▶ _PROBLEM TO SOLVE_:
Skip any picture you find and retype all the remaining lines exactly.

▶ _STORED ROWS_:
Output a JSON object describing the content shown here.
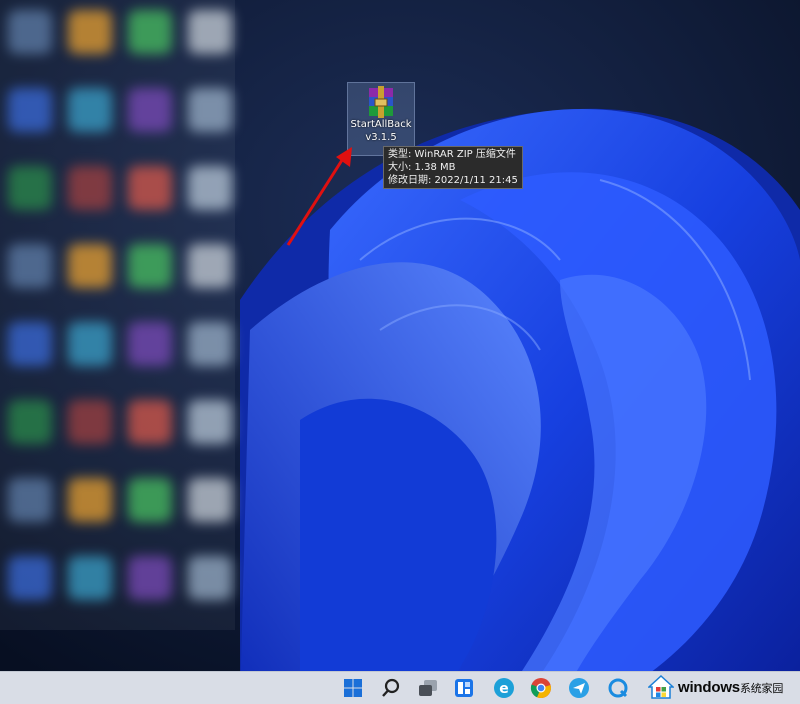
{
  "desktop": {
    "file_icon": {
      "icon": "winrar-archive-icon",
      "name_line1": "StartAllBack",
      "name_line2": "v3.1.5"
    },
    "tooltip": {
      "type_line": "类型: WinRAR ZIP 压缩文件",
      "size_line": "大小: 1.38 MB",
      "date_line": "修改日期: 2022/1/11 21:45"
    }
  },
  "taskbar": {
    "items": [
      {
        "icon": "windows-start-icon"
      },
      {
        "icon": "search-icon"
      },
      {
        "icon": "task-view-icon"
      },
      {
        "icon": "widgets-icon"
      },
      {
        "icon": "edge-legacy-icon"
      },
      {
        "icon": "chrome-icon"
      },
      {
        "icon": "paper-plane-app-icon"
      },
      {
        "icon": "quick-app-icon"
      }
    ]
  },
  "watermark": {
    "brand": "windows",
    "suffix": "系统家园",
    "logo": "windows-house-logo-icon"
  },
  "colors": {
    "annotation_arrow": "#e01010",
    "wallpaper_dark": "#0b1630",
    "wallpaper_blue": "#1d47e6",
    "taskbar": "#d9dde6"
  }
}
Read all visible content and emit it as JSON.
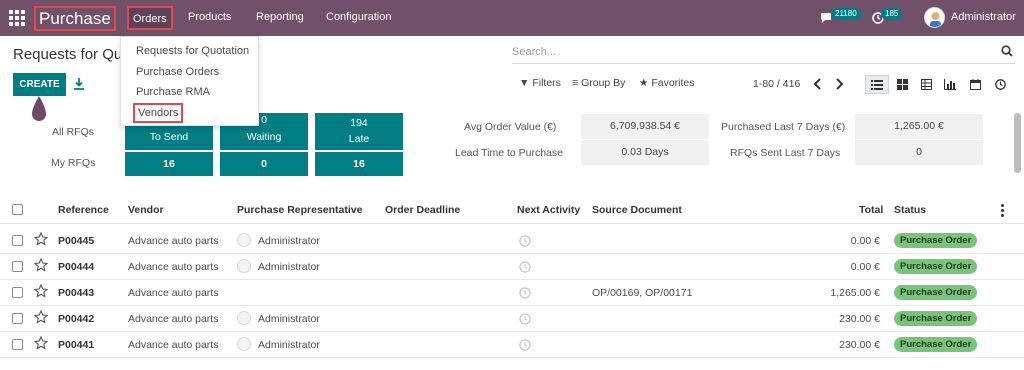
{
  "navbar": {
    "app_name": "Purchase",
    "menus": [
      "Orders",
      "Products",
      "Reporting",
      "Configuration"
    ],
    "messages_count": "21180",
    "activities_count": "185",
    "user_name": "Administrator"
  },
  "orders_menu": {
    "items": [
      "Requests for Quotation",
      "Purchase Orders",
      "Purchase RMA",
      "Vendors"
    ]
  },
  "control": {
    "page_title": "Requests for Quo",
    "search_placeholder": "Search...",
    "create_label": "CREATE",
    "filters_label": "Filters",
    "groupby_label": "Group By",
    "favorites_label": "Favorites",
    "pager": "1-80 / 416"
  },
  "dashboard": {
    "all_rfqs_label": "All RFQs",
    "my_rfqs_label": "My RFQs",
    "tiles": [
      {
        "top": "",
        "label": "To Send",
        "my": "16"
      },
      {
        "top": "0",
        "label": "Waiting",
        "my": "0"
      },
      {
        "top": "194",
        "label": "Late",
        "my": "16"
      }
    ],
    "stats": {
      "avg_order_value_label": "Avg Order Value (€)",
      "avg_order_value": "6,709,938.54 €",
      "purchased_7d_label": "Purchased Last 7 Days (€)",
      "purchased_7d": "1,265.00 €",
      "lead_time_label": "Lead Time to Purchase",
      "lead_time": "0.03  Days",
      "rfqs_sent_label": "RFQs Sent Last 7 Days",
      "rfqs_sent": "0"
    }
  },
  "table": {
    "columns": [
      "Reference",
      "Vendor",
      "Purchase Representative",
      "Order Deadline",
      "Next Activity",
      "Source Document",
      "Total",
      "Status"
    ],
    "rows": [
      {
        "reference": "P00445",
        "vendor": "Advance auto parts",
        "rep": "Administrator",
        "source": "",
        "total": "0.00 €",
        "status": "Purchase Order"
      },
      {
        "reference": "P00444",
        "vendor": "Advance auto parts",
        "rep": "Administrator",
        "source": "",
        "total": "0.00 €",
        "status": "Purchase Order"
      },
      {
        "reference": "P00443",
        "vendor": "Advance auto parts",
        "rep": "",
        "source": "OP/00169, OP/00171",
        "total": "1,265.00 €",
        "status": "Purchase Order"
      },
      {
        "reference": "P00442",
        "vendor": "Advance auto parts",
        "rep": "Administrator",
        "source": "",
        "total": "230.00 €",
        "status": "Purchase Order"
      },
      {
        "reference": "P00441",
        "vendor": "Advance auto parts",
        "rep": "Administrator",
        "source": "",
        "total": "230.00 €",
        "status": "Purchase Order"
      }
    ]
  },
  "colors": {
    "navbar": "#71506a",
    "primary": "#017e84",
    "status_badge": "#79c47a",
    "highlight_box": "#e04a4a"
  },
  "icons": [
    "apps-grid-icon",
    "chat-icon",
    "activity-clock-icon",
    "search-icon",
    "download-icon",
    "chevron-left-icon",
    "chevron-right-icon",
    "list-view-icon",
    "kanban-view-icon",
    "pivot-view-icon",
    "graph-view-icon",
    "calendar-view-icon",
    "activity-view-icon",
    "star-icon",
    "clock-icon",
    "kebab-icon"
  ]
}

▶ _TASK RESPONSE_:
Output a JSON object describing the content shown here.
{
  "desktop": {
    "file_icon": {
      "icon": "winrar-archive-icon",
      "name_line1": "StartAllBack",
      "name_line2": "v3.1.5"
    },
    "tooltip": {
      "type_line": "类型: WinRAR ZIP 压缩文件",
      "size_line": "大小: 1.38 MB",
      "date_line": "修改日期: 2022/1/11 21:45"
    }
  },
  "taskbar": {
    "items": [
      {
        "icon": "windows-start-icon"
      },
      {
        "icon": "search-icon"
      },
      {
        "icon": "task-view-icon"
      },
      {
        "icon": "widgets-icon"
      },
      {
        "icon": "edge-legacy-icon"
      },
      {
        "icon": "chrome-icon"
      },
      {
        "icon": "paper-plane-app-icon"
      },
      {
        "icon": "quick-app-icon"
      }
    ]
  },
  "watermark": {
    "brand": "windows",
    "suffix": "系统家园",
    "logo": "windows-house-logo-icon"
  },
  "colors": {
    "annotation_arrow": "#e01010",
    "wallpaper_dark": "#0b1630",
    "wallpaper_blue": "#1d47e6",
    "taskbar": "#d9dde6"
  }
}
Read all visible content and emit it as JSON.
{
  "navbar": {
    "app_name": "Purchase",
    "menus": [
      "Orders",
      "Products",
      "Reporting",
      "Configuration"
    ],
    "messages_count": "21180",
    "activities_count": "185",
    "user_name": "Administrator"
  },
  "orders_menu": {
    "items": [
      "Requests for Quotation",
      "Purchase Orders",
      "Purchase RMA",
      "Vendors"
    ]
  },
  "control": {
    "page_title": "Requests for Quo",
    "search_placeholder": "Search...",
    "create_label": "CREATE",
    "filters_label": "Filters",
    "groupby_label": "Group By",
    "favorites_label": "Favorites",
    "pager": "1-80 / 416"
  },
  "dashboard": {
    "all_rfqs_label": "All RFQs",
    "my_rfqs_label": "My RFQs",
    "tiles": [
      {
        "top": "",
        "label": "To Send",
        "my": "16"
      },
      {
        "top": "0",
        "label": "Waiting",
        "my": "0"
      },
      {
        "top": "194",
        "label": "Late",
        "my": "16"
      }
    ],
    "stats": {
      "avg_order_value_label": "Avg Order Value (€)",
      "avg_order_value": "6,709,938.54 €",
      "purchased_7d_label": "Purchased Last 7 Days (€)",
      "purchased_7d": "1,265.00 €",
      "lead_time_label": "Lead Time to Purchase",
      "lead_time": "0.03  Days",
      "rfqs_sent_label": "RFQs Sent Last 7 Days",
      "rfqs_sent": "0"
    }
  },
  "table": {
    "columns": [
      "Reference",
      "Vendor",
      "Purchase Representative",
      "Order Deadline",
      "Next Activity",
      "Source Document",
      "Total",
      "Status"
    ],
    "rows": [
      {
        "reference": "P00445",
        "vendor": "Advance auto parts",
        "rep": "Administrator",
        "source": "",
        "total": "0.00 €",
        "status": "Purchase Order"
      },
      {
        "reference": "P00444",
        "vendor": "Advance auto parts",
        "rep": "Administrator",
        "source": "",
        "total": "0.00 €",
        "status": "Purchase Order"
      },
      {
        "reference": "P00443",
        "vendor": "Advance auto parts",
        "rep": "",
        "source": "OP/00169, OP/00171",
        "total": "1,265.00 €",
        "status": "Purchase Order"
      },
      {
        "reference": "P00442",
        "vendor": "Advance auto parts",
        "rep": "Administrator",
        "source": "",
        "total": "230.00 €",
        "status": "Purchase Order"
      },
      {
        "reference": "P00441",
        "vendor": "Advance auto parts",
        "rep": "Administrator",
        "source": "",
        "total": "230.00 €",
        "status": "Purchase Order"
      }
    ]
  },
  "colors": {
    "navbar": "#71506a",
    "primary": "#017e84",
    "status_badge": "#79c47a",
    "highlight_box": "#e04a4a"
  },
  "icons": [
    "apps-grid-icon",
    "chat-icon",
    "activity-clock-icon",
    "search-icon",
    "download-icon",
    "chevron-left-icon",
    "chevron-right-icon",
    "list-view-icon",
    "kanban-view-icon",
    "pivot-view-icon",
    "graph-view-icon",
    "calendar-view-icon",
    "activity-view-icon",
    "star-icon",
    "clock-icon",
    "kebab-icon"
  ]
}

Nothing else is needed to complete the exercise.